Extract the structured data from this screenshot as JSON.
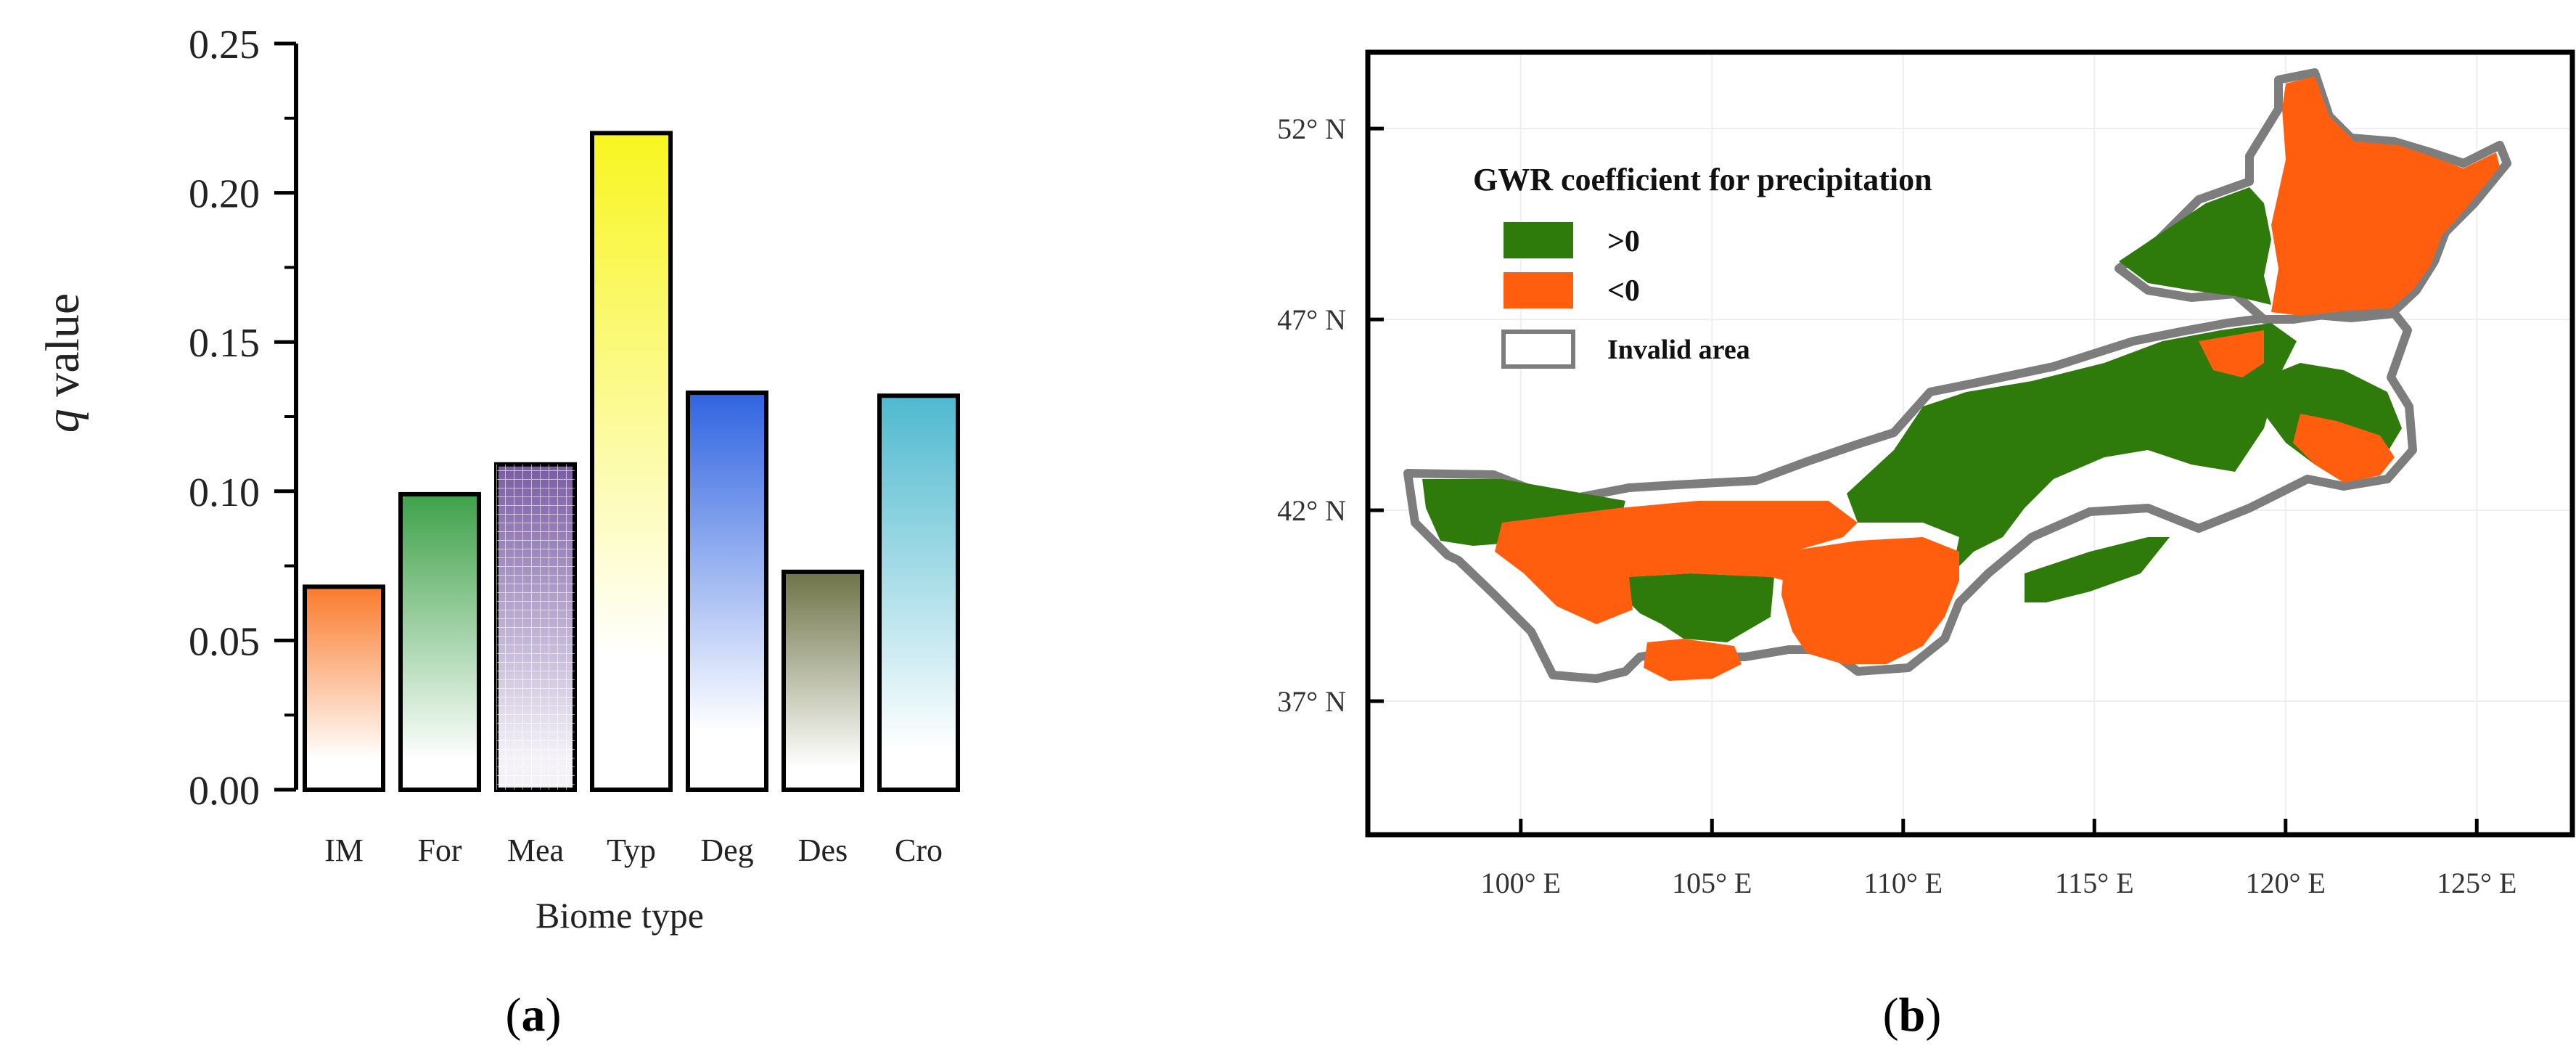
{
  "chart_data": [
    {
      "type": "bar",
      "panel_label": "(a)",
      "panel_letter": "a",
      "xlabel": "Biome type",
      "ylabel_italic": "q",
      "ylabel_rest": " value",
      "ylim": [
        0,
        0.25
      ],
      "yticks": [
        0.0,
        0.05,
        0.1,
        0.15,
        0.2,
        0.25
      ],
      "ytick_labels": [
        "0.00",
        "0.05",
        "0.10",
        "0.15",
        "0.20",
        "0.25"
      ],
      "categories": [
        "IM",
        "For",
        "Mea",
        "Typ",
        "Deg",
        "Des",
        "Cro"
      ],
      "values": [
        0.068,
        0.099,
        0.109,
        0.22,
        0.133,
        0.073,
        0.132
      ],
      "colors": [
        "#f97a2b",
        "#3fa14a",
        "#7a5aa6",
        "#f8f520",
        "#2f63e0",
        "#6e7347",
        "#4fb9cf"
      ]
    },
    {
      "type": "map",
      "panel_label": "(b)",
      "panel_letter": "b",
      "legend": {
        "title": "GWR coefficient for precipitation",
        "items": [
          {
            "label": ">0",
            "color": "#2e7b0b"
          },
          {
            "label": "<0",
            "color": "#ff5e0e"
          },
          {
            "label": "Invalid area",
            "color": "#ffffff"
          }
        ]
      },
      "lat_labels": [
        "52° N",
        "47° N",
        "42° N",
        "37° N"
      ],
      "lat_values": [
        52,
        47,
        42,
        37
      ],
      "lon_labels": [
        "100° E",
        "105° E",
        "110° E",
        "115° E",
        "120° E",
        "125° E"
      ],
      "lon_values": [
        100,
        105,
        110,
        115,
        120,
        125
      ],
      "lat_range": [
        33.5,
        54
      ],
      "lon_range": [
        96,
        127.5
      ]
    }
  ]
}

Brief :: Output the entries above exactly, without their pictures.

Exercise result ::
Extract the structured data from this screenshot as JSON.
{
  "chart_data": [
    {
      "type": "bar",
      "panel_label": "(a)",
      "panel_letter": "a",
      "xlabel": "Biome type",
      "ylabel_italic": "q",
      "ylabel_rest": " value",
      "ylim": [
        0,
        0.25
      ],
      "yticks": [
        0.0,
        0.05,
        0.1,
        0.15,
        0.2,
        0.25
      ],
      "ytick_labels": [
        "0.00",
        "0.05",
        "0.10",
        "0.15",
        "0.20",
        "0.25"
      ],
      "categories": [
        "IM",
        "For",
        "Mea",
        "Typ",
        "Deg",
        "Des",
        "Cro"
      ],
      "values": [
        0.068,
        0.099,
        0.109,
        0.22,
        0.133,
        0.073,
        0.132
      ],
      "colors": [
        "#f97a2b",
        "#3fa14a",
        "#7a5aa6",
        "#f8f520",
        "#2f63e0",
        "#6e7347",
        "#4fb9cf"
      ]
    },
    {
      "type": "map",
      "panel_label": "(b)",
      "panel_letter": "b",
      "legend": {
        "title": "GWR coefficient for precipitation",
        "items": [
          {
            "label": ">0",
            "color": "#2e7b0b"
          },
          {
            "label": "<0",
            "color": "#ff5e0e"
          },
          {
            "label": "Invalid area",
            "color": "#ffffff"
          }
        ]
      },
      "lat_labels": [
        "52° N",
        "47° N",
        "42° N",
        "37° N"
      ],
      "lat_values": [
        52,
        47,
        42,
        37
      ],
      "lon_labels": [
        "100° E",
        "105° E",
        "110° E",
        "115° E",
        "120° E",
        "125° E"
      ],
      "lon_values": [
        100,
        105,
        110,
        115,
        120,
        125
      ],
      "lat_range": [
        33.5,
        54
      ],
      "lon_range": [
        96,
        127.5
      ]
    }
  ]
}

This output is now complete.